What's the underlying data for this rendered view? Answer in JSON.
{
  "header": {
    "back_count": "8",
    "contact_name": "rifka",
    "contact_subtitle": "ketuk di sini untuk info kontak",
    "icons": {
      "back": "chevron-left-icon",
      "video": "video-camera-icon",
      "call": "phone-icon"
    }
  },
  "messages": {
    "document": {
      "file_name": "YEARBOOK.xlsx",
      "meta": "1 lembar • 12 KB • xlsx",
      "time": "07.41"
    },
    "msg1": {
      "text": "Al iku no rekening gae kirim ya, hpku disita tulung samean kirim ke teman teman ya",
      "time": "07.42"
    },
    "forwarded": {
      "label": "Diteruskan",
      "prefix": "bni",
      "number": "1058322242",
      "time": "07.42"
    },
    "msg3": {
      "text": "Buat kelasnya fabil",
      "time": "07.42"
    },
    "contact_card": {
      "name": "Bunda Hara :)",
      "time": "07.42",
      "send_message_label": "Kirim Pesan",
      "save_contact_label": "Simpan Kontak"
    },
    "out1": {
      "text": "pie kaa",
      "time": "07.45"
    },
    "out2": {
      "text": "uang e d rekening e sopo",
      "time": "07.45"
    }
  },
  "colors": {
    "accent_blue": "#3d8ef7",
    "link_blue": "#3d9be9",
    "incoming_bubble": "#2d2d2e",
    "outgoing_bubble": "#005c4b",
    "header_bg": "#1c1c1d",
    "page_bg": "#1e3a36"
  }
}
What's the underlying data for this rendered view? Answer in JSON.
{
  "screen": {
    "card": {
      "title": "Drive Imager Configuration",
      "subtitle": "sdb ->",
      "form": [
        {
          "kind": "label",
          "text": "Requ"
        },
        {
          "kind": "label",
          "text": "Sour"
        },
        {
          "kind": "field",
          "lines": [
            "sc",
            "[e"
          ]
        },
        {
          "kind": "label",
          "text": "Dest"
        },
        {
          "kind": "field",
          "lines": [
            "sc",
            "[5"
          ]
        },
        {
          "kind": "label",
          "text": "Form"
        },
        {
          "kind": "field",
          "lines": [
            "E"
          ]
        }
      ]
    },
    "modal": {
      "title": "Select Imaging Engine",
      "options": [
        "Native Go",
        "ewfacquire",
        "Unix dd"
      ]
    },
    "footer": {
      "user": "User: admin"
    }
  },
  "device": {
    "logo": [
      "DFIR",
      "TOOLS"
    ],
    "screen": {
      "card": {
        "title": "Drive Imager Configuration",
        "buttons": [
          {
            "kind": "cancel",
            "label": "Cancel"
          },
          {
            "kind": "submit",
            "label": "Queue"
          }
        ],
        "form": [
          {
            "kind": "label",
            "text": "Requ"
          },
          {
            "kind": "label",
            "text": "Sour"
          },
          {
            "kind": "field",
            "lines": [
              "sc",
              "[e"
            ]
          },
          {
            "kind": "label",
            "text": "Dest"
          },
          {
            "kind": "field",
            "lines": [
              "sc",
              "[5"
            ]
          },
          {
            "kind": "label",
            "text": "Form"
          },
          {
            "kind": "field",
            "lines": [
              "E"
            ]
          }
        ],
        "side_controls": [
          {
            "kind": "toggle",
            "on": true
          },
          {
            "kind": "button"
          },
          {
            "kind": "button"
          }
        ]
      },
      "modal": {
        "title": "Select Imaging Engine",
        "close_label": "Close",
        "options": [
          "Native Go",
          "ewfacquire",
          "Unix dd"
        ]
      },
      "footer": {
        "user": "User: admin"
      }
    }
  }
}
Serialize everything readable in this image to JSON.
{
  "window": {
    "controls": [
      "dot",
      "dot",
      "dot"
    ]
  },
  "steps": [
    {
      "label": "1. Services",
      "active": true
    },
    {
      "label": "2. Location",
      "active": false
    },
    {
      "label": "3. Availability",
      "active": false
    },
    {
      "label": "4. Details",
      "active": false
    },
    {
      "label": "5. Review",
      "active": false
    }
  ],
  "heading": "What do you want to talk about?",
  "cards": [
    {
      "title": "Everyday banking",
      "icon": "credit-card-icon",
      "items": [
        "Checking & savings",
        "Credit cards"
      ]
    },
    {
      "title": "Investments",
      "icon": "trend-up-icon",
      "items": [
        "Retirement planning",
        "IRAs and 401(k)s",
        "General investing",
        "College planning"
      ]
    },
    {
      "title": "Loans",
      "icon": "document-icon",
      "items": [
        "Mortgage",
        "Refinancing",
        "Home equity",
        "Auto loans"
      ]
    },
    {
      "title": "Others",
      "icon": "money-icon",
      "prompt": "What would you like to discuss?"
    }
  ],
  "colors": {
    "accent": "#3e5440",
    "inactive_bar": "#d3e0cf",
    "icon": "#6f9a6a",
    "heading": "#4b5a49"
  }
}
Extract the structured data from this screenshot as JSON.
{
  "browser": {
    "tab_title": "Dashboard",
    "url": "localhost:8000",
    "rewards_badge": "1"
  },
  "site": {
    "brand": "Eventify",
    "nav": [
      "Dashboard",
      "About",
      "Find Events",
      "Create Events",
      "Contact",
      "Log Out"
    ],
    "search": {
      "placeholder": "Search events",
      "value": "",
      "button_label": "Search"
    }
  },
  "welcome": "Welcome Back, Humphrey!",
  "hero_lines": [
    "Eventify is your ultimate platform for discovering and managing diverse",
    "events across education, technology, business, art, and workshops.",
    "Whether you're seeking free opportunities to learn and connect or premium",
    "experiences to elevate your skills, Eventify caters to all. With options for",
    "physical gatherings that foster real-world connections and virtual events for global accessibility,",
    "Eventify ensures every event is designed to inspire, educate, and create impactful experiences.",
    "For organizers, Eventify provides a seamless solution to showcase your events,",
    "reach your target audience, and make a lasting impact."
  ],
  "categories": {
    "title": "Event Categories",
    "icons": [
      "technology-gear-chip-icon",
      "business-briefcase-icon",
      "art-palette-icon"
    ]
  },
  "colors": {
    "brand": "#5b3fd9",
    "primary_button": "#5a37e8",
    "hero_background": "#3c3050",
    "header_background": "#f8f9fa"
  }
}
• • •
Given instruction: Report each line in the preceding entries that holds the string "Configuration".

The answer:
      "title": "Drive Imager Configuration",
        "title": "Drive Imager Configuration",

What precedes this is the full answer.